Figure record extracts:
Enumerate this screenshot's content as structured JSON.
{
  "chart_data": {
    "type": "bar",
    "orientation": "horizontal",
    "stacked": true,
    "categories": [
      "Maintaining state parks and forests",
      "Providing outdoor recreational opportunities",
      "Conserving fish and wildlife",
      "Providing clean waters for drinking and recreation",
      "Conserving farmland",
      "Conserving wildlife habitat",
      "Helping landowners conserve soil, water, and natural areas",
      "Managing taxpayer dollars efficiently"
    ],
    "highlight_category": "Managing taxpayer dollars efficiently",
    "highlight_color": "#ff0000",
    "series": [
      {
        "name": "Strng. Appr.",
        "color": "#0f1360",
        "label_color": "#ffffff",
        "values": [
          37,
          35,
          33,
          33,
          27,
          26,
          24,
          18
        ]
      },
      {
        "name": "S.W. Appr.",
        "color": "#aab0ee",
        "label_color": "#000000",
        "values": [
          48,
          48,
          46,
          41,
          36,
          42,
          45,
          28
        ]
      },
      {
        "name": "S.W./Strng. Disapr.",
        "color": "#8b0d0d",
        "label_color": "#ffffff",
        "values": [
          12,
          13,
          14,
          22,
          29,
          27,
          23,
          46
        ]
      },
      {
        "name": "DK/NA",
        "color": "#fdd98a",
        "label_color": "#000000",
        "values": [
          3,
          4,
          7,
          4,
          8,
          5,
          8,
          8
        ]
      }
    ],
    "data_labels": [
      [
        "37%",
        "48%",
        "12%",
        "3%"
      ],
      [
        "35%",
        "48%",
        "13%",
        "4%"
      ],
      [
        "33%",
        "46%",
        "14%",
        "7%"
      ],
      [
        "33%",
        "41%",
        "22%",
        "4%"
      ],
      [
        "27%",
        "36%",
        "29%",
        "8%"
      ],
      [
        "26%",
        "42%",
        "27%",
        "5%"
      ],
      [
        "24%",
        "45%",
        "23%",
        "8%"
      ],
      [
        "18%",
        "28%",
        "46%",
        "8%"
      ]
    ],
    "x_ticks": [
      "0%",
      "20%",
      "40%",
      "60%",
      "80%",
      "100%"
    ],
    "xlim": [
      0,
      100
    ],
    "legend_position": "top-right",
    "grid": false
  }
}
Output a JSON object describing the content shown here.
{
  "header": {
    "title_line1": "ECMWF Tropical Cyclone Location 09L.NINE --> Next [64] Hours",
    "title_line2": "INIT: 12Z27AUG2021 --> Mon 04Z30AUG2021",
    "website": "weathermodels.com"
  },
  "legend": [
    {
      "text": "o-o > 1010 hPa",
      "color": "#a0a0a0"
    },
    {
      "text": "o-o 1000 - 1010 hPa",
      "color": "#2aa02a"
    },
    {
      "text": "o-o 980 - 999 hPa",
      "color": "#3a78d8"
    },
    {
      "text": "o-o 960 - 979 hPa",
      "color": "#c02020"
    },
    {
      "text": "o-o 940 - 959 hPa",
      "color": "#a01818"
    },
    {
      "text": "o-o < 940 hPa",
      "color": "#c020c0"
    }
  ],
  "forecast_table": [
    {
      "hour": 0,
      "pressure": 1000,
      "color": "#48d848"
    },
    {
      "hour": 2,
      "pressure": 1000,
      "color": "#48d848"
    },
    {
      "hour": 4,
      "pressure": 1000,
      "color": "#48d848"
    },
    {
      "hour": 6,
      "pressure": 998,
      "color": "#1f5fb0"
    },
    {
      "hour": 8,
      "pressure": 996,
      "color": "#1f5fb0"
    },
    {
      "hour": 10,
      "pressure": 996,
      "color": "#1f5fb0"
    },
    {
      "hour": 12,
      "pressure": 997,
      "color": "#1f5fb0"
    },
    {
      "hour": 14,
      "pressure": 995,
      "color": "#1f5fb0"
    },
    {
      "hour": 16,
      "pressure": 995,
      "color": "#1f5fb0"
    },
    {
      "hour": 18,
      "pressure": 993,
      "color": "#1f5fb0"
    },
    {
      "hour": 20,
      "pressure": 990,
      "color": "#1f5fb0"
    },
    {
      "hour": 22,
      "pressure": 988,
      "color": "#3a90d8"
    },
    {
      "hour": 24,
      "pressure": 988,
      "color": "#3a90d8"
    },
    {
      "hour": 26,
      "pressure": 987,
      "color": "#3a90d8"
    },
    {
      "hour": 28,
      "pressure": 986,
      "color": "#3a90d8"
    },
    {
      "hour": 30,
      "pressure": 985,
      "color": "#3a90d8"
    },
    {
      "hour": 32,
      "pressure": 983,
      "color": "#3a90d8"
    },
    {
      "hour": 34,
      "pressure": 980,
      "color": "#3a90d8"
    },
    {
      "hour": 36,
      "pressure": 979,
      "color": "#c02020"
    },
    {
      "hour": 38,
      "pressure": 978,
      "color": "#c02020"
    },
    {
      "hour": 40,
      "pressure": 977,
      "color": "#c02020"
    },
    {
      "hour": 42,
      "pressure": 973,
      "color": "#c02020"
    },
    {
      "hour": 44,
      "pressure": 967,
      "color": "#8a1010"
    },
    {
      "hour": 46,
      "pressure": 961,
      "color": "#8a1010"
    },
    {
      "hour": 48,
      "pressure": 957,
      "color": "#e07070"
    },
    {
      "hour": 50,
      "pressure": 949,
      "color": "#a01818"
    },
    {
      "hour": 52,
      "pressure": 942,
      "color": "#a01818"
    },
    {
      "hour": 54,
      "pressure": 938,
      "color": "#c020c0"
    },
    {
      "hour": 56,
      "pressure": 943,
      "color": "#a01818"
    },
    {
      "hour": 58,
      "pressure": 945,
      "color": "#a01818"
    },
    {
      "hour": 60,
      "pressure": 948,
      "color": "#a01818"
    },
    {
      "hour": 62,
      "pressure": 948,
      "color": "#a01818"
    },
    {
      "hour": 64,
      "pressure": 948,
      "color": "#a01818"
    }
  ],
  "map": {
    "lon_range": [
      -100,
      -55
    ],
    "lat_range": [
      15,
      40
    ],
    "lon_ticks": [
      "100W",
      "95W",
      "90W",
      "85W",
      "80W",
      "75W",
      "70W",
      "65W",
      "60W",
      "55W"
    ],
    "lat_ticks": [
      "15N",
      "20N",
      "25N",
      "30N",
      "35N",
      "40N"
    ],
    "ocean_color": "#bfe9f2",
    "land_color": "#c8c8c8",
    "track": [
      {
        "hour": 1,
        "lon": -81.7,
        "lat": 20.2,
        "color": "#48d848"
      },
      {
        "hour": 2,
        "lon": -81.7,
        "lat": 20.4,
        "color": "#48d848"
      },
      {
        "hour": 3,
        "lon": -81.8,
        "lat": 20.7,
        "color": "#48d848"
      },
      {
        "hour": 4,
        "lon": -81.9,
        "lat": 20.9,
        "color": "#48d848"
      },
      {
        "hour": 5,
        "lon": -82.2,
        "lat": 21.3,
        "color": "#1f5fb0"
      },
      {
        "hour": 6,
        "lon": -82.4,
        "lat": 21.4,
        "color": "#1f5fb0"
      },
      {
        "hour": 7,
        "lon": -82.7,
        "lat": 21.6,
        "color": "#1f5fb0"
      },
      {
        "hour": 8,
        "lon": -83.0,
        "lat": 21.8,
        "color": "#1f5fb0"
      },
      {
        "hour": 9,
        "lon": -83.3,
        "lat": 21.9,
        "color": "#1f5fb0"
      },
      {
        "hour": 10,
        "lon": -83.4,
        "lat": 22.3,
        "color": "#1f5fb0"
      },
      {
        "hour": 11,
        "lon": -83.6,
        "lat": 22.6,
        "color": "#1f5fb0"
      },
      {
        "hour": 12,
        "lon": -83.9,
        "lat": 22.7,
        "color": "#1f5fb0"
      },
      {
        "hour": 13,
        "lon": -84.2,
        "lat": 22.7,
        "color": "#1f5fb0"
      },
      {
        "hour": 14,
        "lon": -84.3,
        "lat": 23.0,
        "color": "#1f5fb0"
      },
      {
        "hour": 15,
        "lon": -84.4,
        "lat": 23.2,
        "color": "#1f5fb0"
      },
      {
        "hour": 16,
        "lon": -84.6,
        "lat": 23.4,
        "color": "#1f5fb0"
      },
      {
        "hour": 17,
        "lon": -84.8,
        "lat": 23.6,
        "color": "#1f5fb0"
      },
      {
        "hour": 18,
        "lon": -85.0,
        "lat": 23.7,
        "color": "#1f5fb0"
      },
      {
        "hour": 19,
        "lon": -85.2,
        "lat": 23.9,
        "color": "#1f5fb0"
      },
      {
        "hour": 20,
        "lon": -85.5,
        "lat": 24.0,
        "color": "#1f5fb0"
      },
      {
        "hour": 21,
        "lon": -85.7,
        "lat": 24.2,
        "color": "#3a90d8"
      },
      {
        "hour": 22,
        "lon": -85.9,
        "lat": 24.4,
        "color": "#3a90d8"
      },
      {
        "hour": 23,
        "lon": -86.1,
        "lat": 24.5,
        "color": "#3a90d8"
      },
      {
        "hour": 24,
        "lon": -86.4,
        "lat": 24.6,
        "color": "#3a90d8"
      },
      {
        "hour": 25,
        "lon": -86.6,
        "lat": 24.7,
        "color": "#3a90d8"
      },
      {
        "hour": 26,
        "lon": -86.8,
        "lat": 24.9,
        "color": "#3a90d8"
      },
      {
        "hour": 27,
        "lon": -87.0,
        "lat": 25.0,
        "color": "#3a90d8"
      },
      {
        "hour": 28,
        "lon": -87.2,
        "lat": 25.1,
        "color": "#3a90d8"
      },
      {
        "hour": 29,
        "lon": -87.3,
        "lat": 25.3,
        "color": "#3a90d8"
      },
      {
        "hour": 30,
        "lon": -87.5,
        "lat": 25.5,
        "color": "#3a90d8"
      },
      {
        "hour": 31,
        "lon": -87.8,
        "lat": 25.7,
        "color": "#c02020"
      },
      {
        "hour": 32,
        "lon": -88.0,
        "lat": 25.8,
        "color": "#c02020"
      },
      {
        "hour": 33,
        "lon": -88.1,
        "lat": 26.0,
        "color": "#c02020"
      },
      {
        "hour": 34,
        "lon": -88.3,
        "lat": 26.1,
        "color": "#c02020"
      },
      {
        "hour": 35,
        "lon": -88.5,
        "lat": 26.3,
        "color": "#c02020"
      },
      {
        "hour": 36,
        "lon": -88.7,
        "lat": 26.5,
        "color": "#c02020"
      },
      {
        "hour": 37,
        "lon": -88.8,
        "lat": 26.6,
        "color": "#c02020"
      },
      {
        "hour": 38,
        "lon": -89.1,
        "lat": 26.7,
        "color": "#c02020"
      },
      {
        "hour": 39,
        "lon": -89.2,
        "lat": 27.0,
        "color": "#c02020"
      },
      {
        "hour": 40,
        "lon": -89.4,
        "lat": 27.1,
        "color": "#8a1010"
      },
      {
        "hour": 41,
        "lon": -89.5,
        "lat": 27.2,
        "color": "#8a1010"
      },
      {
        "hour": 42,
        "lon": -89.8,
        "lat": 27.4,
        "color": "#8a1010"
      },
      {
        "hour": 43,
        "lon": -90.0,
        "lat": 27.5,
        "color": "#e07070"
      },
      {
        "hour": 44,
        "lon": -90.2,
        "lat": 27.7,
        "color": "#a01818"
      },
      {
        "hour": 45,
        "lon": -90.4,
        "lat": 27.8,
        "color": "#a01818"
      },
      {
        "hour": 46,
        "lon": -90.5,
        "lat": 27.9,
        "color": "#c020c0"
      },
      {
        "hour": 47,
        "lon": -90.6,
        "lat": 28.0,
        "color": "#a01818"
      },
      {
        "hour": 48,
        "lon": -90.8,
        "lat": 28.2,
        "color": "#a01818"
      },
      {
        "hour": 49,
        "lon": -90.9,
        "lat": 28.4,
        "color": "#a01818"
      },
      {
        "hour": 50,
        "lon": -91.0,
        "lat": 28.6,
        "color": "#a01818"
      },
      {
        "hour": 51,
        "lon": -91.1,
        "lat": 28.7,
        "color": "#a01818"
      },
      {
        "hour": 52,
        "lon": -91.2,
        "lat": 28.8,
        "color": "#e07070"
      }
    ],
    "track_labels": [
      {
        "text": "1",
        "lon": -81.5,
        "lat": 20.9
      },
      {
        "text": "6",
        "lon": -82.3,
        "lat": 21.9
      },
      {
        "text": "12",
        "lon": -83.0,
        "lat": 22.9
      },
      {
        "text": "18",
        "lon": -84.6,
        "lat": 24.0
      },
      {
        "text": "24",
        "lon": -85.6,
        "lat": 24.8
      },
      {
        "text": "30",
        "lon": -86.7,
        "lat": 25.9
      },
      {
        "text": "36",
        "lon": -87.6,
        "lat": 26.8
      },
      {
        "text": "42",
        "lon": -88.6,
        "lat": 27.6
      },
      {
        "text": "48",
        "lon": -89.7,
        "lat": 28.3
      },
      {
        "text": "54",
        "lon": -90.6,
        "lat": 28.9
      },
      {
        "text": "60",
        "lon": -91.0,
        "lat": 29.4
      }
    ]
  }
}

**DESCRIPTION OF THE TASK**
Isolate each line of the listing above that includes "Managing". Copy it.

**EXERCISE OUTPUT**
      "Managing taxpayer dollars efficiently"
    "highlight_category": "Managing taxpayer dollars efficiently",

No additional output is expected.